» **Saved entries**

·····

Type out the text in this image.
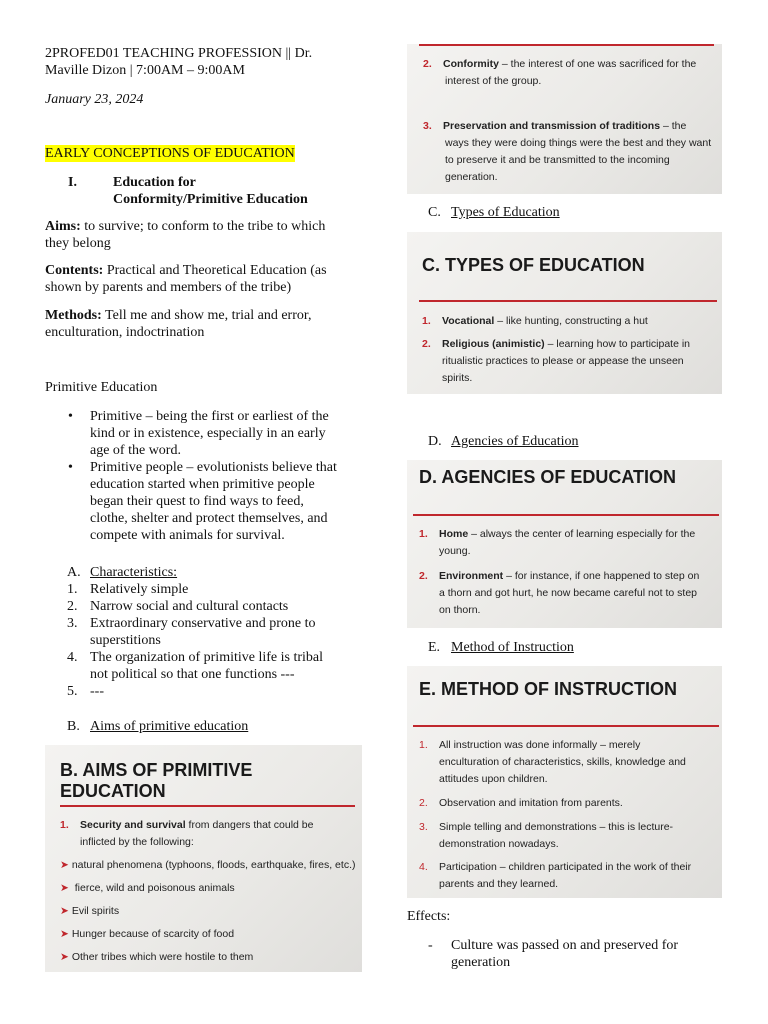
2PROFED01 TEACHING PROFESSION || Dr.
Maville Dizon | 7:00AM – 9:00AM
January 23, 2024
EARLY CONCEPTIONS OF EDUCATION
I.	Education for
Conformity/Primitive Education
Aims: to survive; to conform to the tribe to which
they belong
Contents: Practical and Theoretical Education (as
shown by parents and members of the tribe)
Methods: Tell me and show me, trial and error,
enculturation, indoctrination
Primitive Education
• Primitive – being the first or earliest of the
kind or in existence, especially in an early
age of the word.
• Primitive people – evolutionists believe that
education started when primitive people
began their quest to find ways to feed,
clothe, shelter and protect themselves, and
compete with animals for survival.
A. Characteristics:
1. Relatively simple
2. Narrow social and cultural contacts
3. Extraordinary conservative and prone to
superstitions
4. The organization of primitive life is tribal
not political so that one functions ---
5. ---
B. Aims of primitive education
B. AIMS OF PRIMITIVE
EDUCATION
1. Security and survival from dangers that could be
inflicted by the following:
➤ natural phenomena (typhoons, floods, earthquake, fires, etc.)
➤ fierce, wild and poisonous animals
➤ Evil spirits
➤ Hunger because of scarcity of food
➤ Other tribes which were hostile to them
2. Conformity – the interest of one was sacrificed for the
interest of the group.
3. Preservation and transmission of traditions – the
ways they were doing things were the best and they want
to preserve it and be transmitted to the incoming
generation.
C. Types of Education
C. TYPES OF EDUCATION
1. Vocational – like hunting, constructing a hut
2. Religious (animistic) – learning how to participate in
ritualistic practices to please or appease the unseen
spirits.
D. Agencies of Education
D. AGENCIES OF EDUCATION
1. Home – always the center of learning especially for the
young.
2. Environment – for instance, if one happened to step on
a thorn and got hurt, he now became careful not to step
on thorn.
E. Method of Instruction
E. METHOD OF INSTRUCTION
1. All instruction was done informally – merely
enculturation of characteristics, skills, knowledge and
attitudes upon children.
2. Observation and imitation from parents.
3. Simple telling and demonstrations – this is lecture-
demonstration nowadays.
4. Participation – children participated in the work of their
parents and they learned.
Effects:
- Culture was passed on and preserved for
generation
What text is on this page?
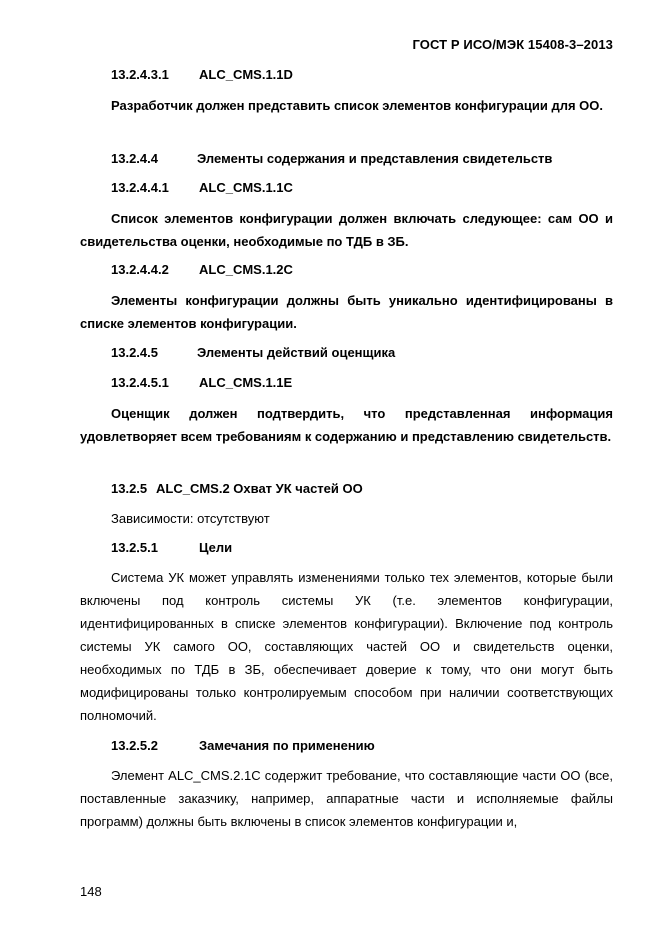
ГОСТ Р ИСО/МЭК 15408-3–2013
13.2.4.3.1 ALC_CMS.1.1D
Разработчик должен представить список элементов конфигурации для ОО.
13.2.4.4	Элементы содержания и представления свидетельств
13.2.4.4.1 ALC_CMS.1.1C
Список элементов конфигурации должен включать следующее: сам ОО и свидетельства оценки, необходимые по ТДБ в ЗБ.
13.2.4.4.2 ALC_CMS.1.2C
Элементы конфигурации должны быть уникально идентифицированы в списке элементов конфигурации.
13.2.4.5	Элементы действий оценщика
13.2.4.5.1 ALC_CMS.1.1E
Оценщик должен подтвердить, что представленная информация удовлетворяет всем требованиям к содержанию и представлению свидетельств.
13.2.5 ALC_CMS.2 Охват УК частей ОО
Зависимости: отсутствуют
13.2.5.1	Цели
Система УК может управлять изменениями только тех элементов, которые были включены под контроль системы УК (т.е. элементов конфигурации, идентифицированных в списке элементов конфигурации). Включение под контроль системы УК самого ОО, составляющих частей ОО и свидетельств оценки, необходимых по ТДБ в ЗБ, обеспечивает доверие к тому, что они могут быть модифицированы только контролируемым способом при наличии соответствующих полномочий.
13.2.5.2	Замечания по применению
Элемент ALC_CMS.2.1C содержит требование, что составляющие части ОО (все, поставленные заказчику, например, аппаратные части и исполняемые файлы программ) должны быть включены в список элементов конфигурации и,
148
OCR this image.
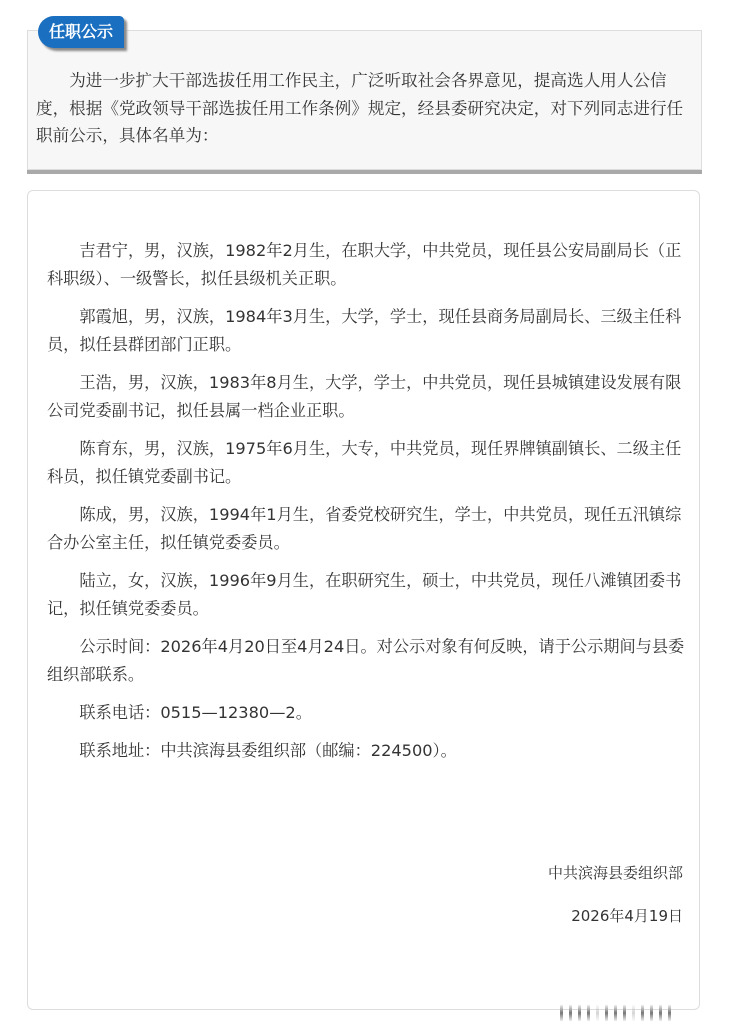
任职公示

为进一步扩大干部选拔任用工作民主，广泛听取社会各界意见，提高选人用人公信度，根据《党政领导干部选拔任用工作条例》规定，经县委研究决定，对下列同志进行任职前公示，具体名单为：

吉君宁，男，汉族，1982年2月生，在职大学，中共党员，现任县公安局副局长（正科职级）、一级警长，拟任县级机关正职。

郭霞旭，男，汉族，1984年3月生，大学，学士，现任县商务局副局长、三级主任科员，拟任县群团部门正职。

王浩，男，汉族，1983年8月生，大学，学士，中共党员，现任县城镇建设发展有限公司党委副书记，拟任县属一档企业正职。

陈育东，男，汉族，1975年6月生，大专，中共党员，现任界牌镇副镇长、二级主任科员，拟任镇党委副书记。

陈成，男，汉族，1994年1月生，省委党校研究生，学士，中共党员，现任五汛镇综合办公室主任，拟任镇党委委员。

陆立，女，汉族，1996年9月生，在职研究生，硕士，中共党员，现任八滩镇团委书记，拟任镇党委委员。

公示时间：2026年4月20日至4月24日。对公示对象有何反映，请于公示期间与县委组织部联系。

联系电话：0515—12380—2。

联系地址：中共滨海县委组织部（邮编：224500）。

中共滨海县委组织部
2026年4月19日
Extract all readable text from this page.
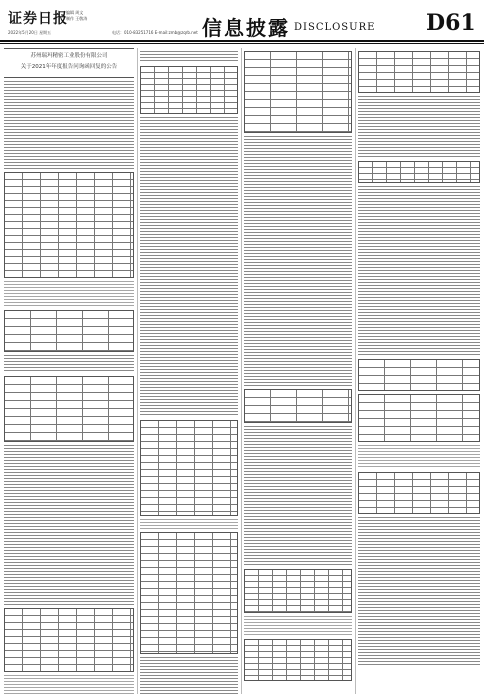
证券日报
编辑 周文
制作 王敬涛
2022年5月20日 星期五	电话：010-83251716 E-mail:zmb@zqrb.net 信息披露 DISCLOSURE D61
苏州瑞玛精密工业股份有限公司
关于2021年年度报告问询函回复的公告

·····

» **Set task**
Among the lines of the records above, count those holding the string "step", and report only the number.

» **Exercise output**
2